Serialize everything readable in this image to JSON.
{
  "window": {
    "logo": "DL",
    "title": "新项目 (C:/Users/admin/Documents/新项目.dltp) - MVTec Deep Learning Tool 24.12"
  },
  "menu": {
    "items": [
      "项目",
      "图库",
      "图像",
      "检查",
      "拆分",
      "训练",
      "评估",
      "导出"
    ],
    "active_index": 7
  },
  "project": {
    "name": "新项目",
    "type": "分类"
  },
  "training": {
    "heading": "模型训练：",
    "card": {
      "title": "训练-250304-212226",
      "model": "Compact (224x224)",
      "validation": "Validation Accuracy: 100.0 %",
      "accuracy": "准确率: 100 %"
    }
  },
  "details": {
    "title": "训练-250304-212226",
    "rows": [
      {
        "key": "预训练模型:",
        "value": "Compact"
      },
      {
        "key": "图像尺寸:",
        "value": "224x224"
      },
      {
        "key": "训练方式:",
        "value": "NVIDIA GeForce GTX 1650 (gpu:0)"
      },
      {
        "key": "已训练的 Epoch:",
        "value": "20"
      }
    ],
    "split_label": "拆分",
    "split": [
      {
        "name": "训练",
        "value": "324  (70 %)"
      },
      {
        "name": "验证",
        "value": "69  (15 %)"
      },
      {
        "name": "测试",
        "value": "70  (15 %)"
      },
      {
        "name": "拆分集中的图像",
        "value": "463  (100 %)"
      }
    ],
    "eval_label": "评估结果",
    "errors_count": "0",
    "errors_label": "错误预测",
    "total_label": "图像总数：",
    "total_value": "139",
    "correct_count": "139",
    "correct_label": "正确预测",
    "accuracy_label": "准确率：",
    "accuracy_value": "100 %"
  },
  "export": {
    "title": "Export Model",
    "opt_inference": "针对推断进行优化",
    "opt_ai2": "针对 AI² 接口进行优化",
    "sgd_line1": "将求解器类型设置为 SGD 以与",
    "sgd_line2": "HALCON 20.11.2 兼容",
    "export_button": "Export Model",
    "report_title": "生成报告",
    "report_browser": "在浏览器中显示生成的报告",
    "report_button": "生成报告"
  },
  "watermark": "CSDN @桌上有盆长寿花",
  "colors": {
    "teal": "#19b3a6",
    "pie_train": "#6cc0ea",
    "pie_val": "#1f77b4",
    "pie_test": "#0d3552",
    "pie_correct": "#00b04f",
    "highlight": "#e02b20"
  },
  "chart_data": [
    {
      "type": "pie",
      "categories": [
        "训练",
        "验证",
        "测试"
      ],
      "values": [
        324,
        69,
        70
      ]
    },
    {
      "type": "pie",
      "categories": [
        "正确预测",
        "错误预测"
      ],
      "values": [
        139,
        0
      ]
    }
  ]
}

####################

# Written instruction
Extract every entry in the listing word for word.

# Full answer
Serialize everything readable in this image to JSON.
{
  "window": {
    "logo": "DL",
    "title": "新项目 (C:/Users/admin/Documents/新项目.dltp) - MVTec Deep Learning Tool 24.12"
  },
  "menu": {
    "items": [
      "项目",
      "图库",
      "图像",
      "检查",
      "拆分",
      "训练",
      "评估",
      "导出"
    ],
    "active_index": 7
  },
  "project": {
    "name": "新项目",
    "type": "分类"
  },
  "training": {
    "heading": "模型训练：",
    "card": {
      "title": "训练-250304-212226",
      "model": "Compact (224x224)",
      "validation": "Validation Accuracy: 100.0 %",
      "accuracy": "准确率: 100 %"
    }
  },
  "details": {
    "title": "训练-250304-212226",
    "rows": [
      {
        "key": "预训练模型:",
        "value": "Compact"
      },
      {
        "key": "图像尺寸:",
        "value": "224x224"
      },
      {
        "key": "训练方式:",
        "value": "NVIDIA GeForce GTX 1650 (gpu:0)"
      },
      {
        "key": "已训练的 Epoch:",
        "value": "20"
      }
    ],
    "split_label": "拆分",
    "split": [
      {
        "name": "训练",
        "value": "324  (70 %)"
      },
      {
        "name": "验证",
        "value": "69  (15 %)"
      },
      {
        "name": "测试",
        "value": "70  (15 %)"
      },
      {
        "name": "拆分集中的图像",
        "value": "463  (100 %)"
      }
    ],
    "eval_label": "评估结果",
    "errors_count": "0",
    "errors_label": "错误预测",
    "total_label": "图像总数：",
    "total_value": "139",
    "correct_count": "139",
    "correct_label": "正确预测",
    "accuracy_label": "准确率：",
    "accuracy_value": "100 %"
  },
  "export": {
    "title": "Export Model",
    "opt_inference": "针对推断进行优化",
    "opt_ai2": "针对 AI² 接口进行优化",
    "sgd_line1": "将求解器类型设置为 SGD 以与",
    "sgd_line2": "HALCON 20.11.2 兼容",
    "export_button": "Export Model",
    "report_title": "生成报告",
    "report_browser": "在浏览器中显示生成的报告",
    "report_button": "生成报告"
  },
  "watermark": "CSDN @桌上有盆长寿花",
  "colors": {
    "teal": "#19b3a6",
    "pie_train": "#6cc0ea",
    "pie_val": "#1f77b4",
    "pie_test": "#0d3552",
    "pie_correct": "#00b04f",
    "highlight": "#e02b20"
  },
  "chart_data": [
    {
      "type": "pie",
      "categories": [
        "训练",
        "验证",
        "测试"
      ],
      "values": [
        324,
        69,
        70
      ]
    },
    {
      "type": "pie",
      "categories": [
        "正确预测",
        "错误预测"
      ],
      "values": [
        139,
        0
      ]
    }
  ]
}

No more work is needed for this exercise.